◆ **Given entries**
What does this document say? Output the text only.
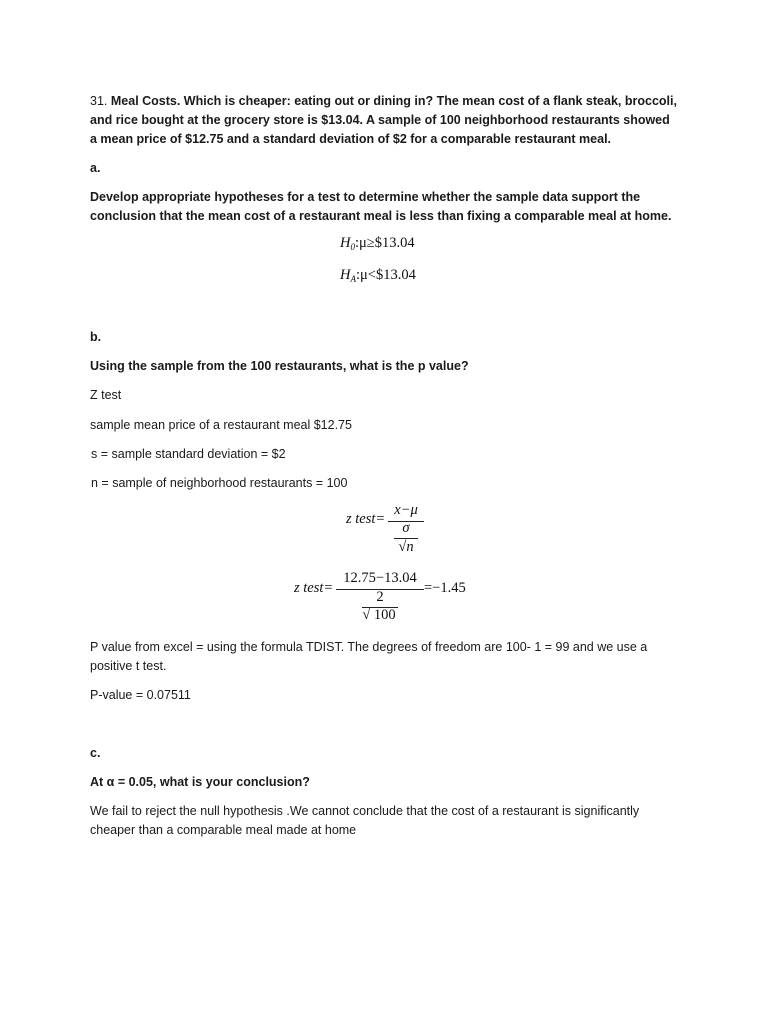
31. Meal Costs. Which is cheaper: eating out or dining in? The mean cost of a flank steak, broccoli, and rice bought at the grocery store is $13.04. A sample of 100 neighborhood restaurants showed a mean price of $12.75 and a standard deviation of $2 for a comparable restaurant meal.

a.

Develop appropriate hypotheses for a test to determine whether the sample data support the conclusion that the mean cost of a restaurant meal is less than fixing a comparable meal at home.

$H_0:\mu\ge\$13.04$
$H_A:\mu<\$13.04$

b.

Using the sample from the 100 restaurants, what is the p value?

Z test

sample mean price of a restaurant meal $12.75

s = sample standard deviation = $2

n = sample of neighborhood restaurants = 100

z test=
x−μ
σ
√n
z test=
12.75−13.04
2
√ 100
=−1.45

P value from excel = using the formula TDIST. The degrees of freedom are 100- 1 = 99 and we use a positive t test.

P-value = 0.07511

c.

At α = 0.05, what is your conclusion?

We fail to reject the null hypothesis .We cannot conclude that the cost of a restaurant is significantly cheaper than a comparable meal made at home
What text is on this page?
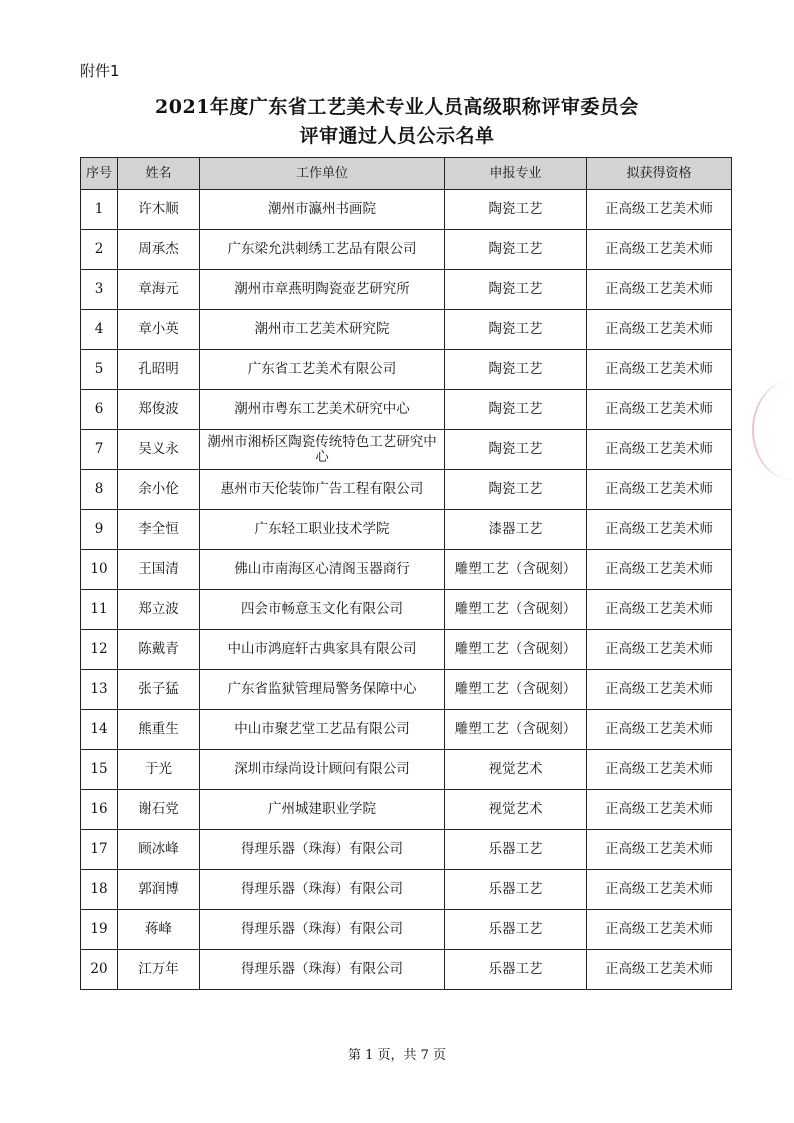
附件1
2021年度广东省工艺美术专业人员高级职称评审委员会
评审通过人员公示名单
序号	姓名	工作单位	申报专业	拟获得资格
1	许木顺	潮州市瀛州书画院	陶瓷工艺	正高级工艺美术师
2	周承杰	广东梁允洪刺绣工艺品有限公司	陶瓷工艺	正高级工艺美术师
3	章海元	潮州市章燕明陶瓷壶艺研究所	陶瓷工艺	正高级工艺美术师
4	章小英	潮州市工艺美术研究院	陶瓷工艺	正高级工艺美术师
5	孔昭明	广东省工艺美术有限公司	陶瓷工艺	正高级工艺美术师
6	郑俊波	潮州市粤东工艺美术研究中心	陶瓷工艺	正高级工艺美术师
7	吴义永	潮州市湘桥区陶瓷传统特色工艺研究中心	陶瓷工艺	正高级工艺美术师
8	余小伦	惠州市天伦装饰广告工程有限公司	陶瓷工艺	正高级工艺美术师
9	李全恒	广东轻工职业技术学院	漆器工艺	正高级工艺美术师
10	王国清	佛山市南海区心清阁玉器商行	雕塑工艺（含砚刻）	正高级工艺美术师
11	郑立波	四会市畅意玉文化有限公司	雕塑工艺（含砚刻）	正高级工艺美术师
12	陈戴青	中山市鸿庭轩古典家具有限公司	雕塑工艺（含砚刻）	正高级工艺美术师
13	张子猛	广东省监狱管理局警务保障中心	雕塑工艺（含砚刻）	正高级工艺美术师
14	熊重生	中山市聚艺堂工艺品有限公司	雕塑工艺（含砚刻）	正高级工艺美术师
15	于光	深圳市绿尚设计顾问有限公司	视觉艺术	正高级工艺美术师
16	谢石党	广州城建职业学院	视觉艺术	正高级工艺美术师
17	顾冰峰	得理乐器（珠海）有限公司	乐器工艺	正高级工艺美术师
18	郭润博	得理乐器（珠海）有限公司	乐器工艺	正高级工艺美术师
19	蒋峰	得理乐器（珠海）有限公司	乐器工艺	正高级工艺美术师
20	江万年	得理乐器（珠海）有限公司	乐器工艺	正高级工艺美术师
第 1 页，共 7 页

◆ **Brief**
Isolate the lines above that contain the word "雕塑工艺" and copy them.

◆ **The completed task**
10	王国清	佛山市南海区心清阁玉器商行	雕塑工艺（含砚刻）	正高级工艺美术师
11	郑立波	四会市畅意玉文化有限公司	雕塑工艺（含砚刻）	正高级工艺美术师
12	陈戴青	中山市鸿庭轩古典家具有限公司	雕塑工艺（含砚刻）	正高级工艺美术师
13	张子猛	广东省监狱管理局警务保障中心	雕塑工艺（含砚刻）	正高级工艺美术师
14	熊重生	中山市聚艺堂工艺品有限公司	雕塑工艺（含砚刻）	正高级工艺美术师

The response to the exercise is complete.